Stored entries
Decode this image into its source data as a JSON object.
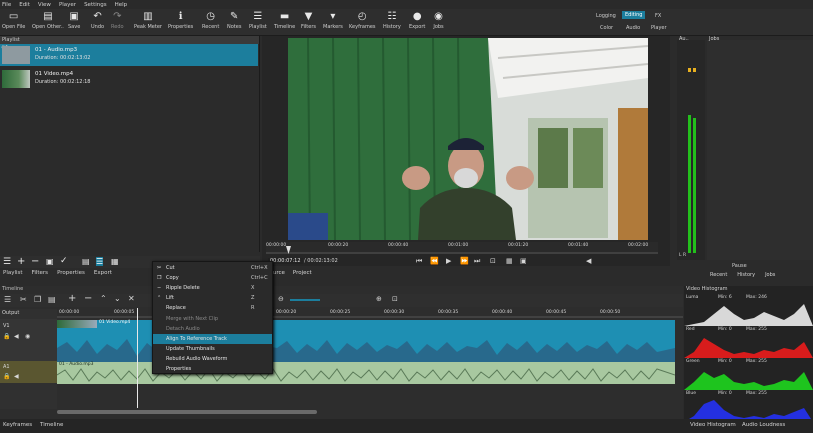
{
  "menu": [
    "File",
    "Edit",
    "View",
    "Player",
    "Settings",
    "Help"
  ],
  "toolbar": [
    {
      "label": "Open File",
      "icon": "folder-icon"
    },
    {
      "label": "Open Other..",
      "icon": "open-other-icon"
    },
    {
      "label": "Save",
      "icon": "save-icon"
    },
    {
      "label": "Undo",
      "icon": "undo-icon"
    },
    {
      "label": "Redo",
      "icon": "redo-icon"
    },
    {
      "label": "Peak Meter",
      "icon": "peak-meter-icon"
    },
    {
      "label": "Properties",
      "icon": "properties-icon"
    },
    {
      "label": "Recent",
      "icon": "recent-icon"
    },
    {
      "label": "Notes",
      "icon": "notes-icon"
    },
    {
      "label": "Playlist",
      "icon": "playlist-icon"
    },
    {
      "label": "Timeline",
      "icon": "timeline-icon"
    },
    {
      "label": "Filters",
      "icon": "filters-icon"
    },
    {
      "label": "Markers",
      "icon": "markers-icon"
    },
    {
      "label": "Keyframes",
      "icon": "keyframes-icon"
    },
    {
      "label": "History",
      "icon": "history-icon"
    },
    {
      "label": "Export",
      "icon": "export-icon"
    },
    {
      "label": "Jobs",
      "icon": "jobs-icon"
    }
  ],
  "layouts": {
    "logging": "Logging",
    "editing": "Editing",
    "fx": "FX",
    "color": "Color",
    "audio": "Audio",
    "player": "Player"
  },
  "playlist": {
    "title": "Playlist",
    "items": [
      {
        "index": "#1",
        "title": "01 - Audio.mp3",
        "duration": "Duration: 00:02:13:02"
      },
      {
        "index": "",
        "title": "01 Video.mp4",
        "duration": "Duration: 00:02:12:18"
      }
    ],
    "tabs": [
      "Playlist",
      "Filters",
      "Properties",
      "Export"
    ]
  },
  "viewer": {
    "ruler": [
      "00:00:00",
      "00:00:20",
      "00:00:40",
      "00:01:00",
      "00:01:20",
      "00:01:40",
      "00:02:00"
    ],
    "timecode": "00:00:07:12",
    "duration": "/ 00:02:13:02",
    "tabs": [
      "Source",
      "Project"
    ]
  },
  "right": {
    "audio_label": "Au..",
    "jobs_label": "Jobs",
    "meter_scale": [
      "0",
      "-5",
      "-10",
      "-15",
      "-20",
      "-25",
      "-30",
      "-35",
      "-40",
      "-50"
    ],
    "meter_lr": "L  R",
    "pause_label": "Pause",
    "tabs": [
      "Recent",
      "History",
      "Jobs"
    ]
  },
  "timeline": {
    "title": "Timeline",
    "output_label": "Output",
    "v1": "V1",
    "a1": "A1",
    "ruler": [
      "00:00:00",
      "00:00:05",
      "00:00:10",
      "00:00:15",
      "00:00:20",
      "00:00:25",
      "00:00:30",
      "00:00:35",
      "00:00:40",
      "00:00:45",
      "00:00:50"
    ],
    "video_clip_label": "01 Video.mp4",
    "audio_clip_label": "01 - Audio.mp3"
  },
  "context_menu": [
    {
      "label": "Cut",
      "shortcut": "Ctrl+X",
      "disabled": false
    },
    {
      "label": "Copy",
      "shortcut": "Ctrl+C",
      "disabled": false
    },
    {
      "label": "Ripple Delete",
      "shortcut": "X",
      "disabled": false
    },
    {
      "label": "Lift",
      "shortcut": "Z",
      "disabled": false
    },
    {
      "label": "Replace",
      "shortcut": "R",
      "disabled": false
    },
    {
      "label": "Merge with Next Clip",
      "shortcut": "",
      "disabled": true
    },
    {
      "label": "Detach Audio",
      "shortcut": "",
      "disabled": true
    },
    {
      "label": "Align To Reference Track",
      "shortcut": "",
      "disabled": false,
      "highlighted": true
    },
    {
      "label": "Update Thumbnails",
      "shortcut": "",
      "disabled": false
    },
    {
      "label": "Rebuild Audio Waveform",
      "shortcut": "",
      "disabled": false
    },
    {
      "label": "Properties",
      "shortcut": "",
      "disabled": false
    }
  ],
  "histogram": {
    "title": "Video Histogram",
    "channels": [
      {
        "name": "Luma",
        "min": "Min: 6",
        "max": "Max: 246",
        "color": "#d8d8d8"
      },
      {
        "name": "Red",
        "min": "Min: 0",
        "max": "Max: 255",
        "color": "#d81c1c"
      },
      {
        "name": "Green",
        "min": "Min: 0",
        "max": "Max: 255",
        "color": "#1ec41e"
      },
      {
        "name": "Blue",
        "min": "Min: 0",
        "max": "Max: 255",
        "color": "#2430e0"
      }
    ]
  },
  "bottom_tabs": {
    "left": [
      "Keyframes",
      "Timeline"
    ],
    "right": [
      "Video Histogram",
      "Audio Loudness"
    ]
  },
  "colors": {
    "accent": "#1c7e9d",
    "clip": "#1e90b4",
    "audio_clip": "#a8c8a0",
    "meter_green": "#23c01c"
  }
}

### SET PROBLEM
Using the listing above, return all lines where the word "Video" occurs.

### CORRECT RESULT
        "title": "01 Video.mp4",
    "video_clip_label": "01 Video.mp4",
    "title": "Video Histogram",
      "Video Histogram",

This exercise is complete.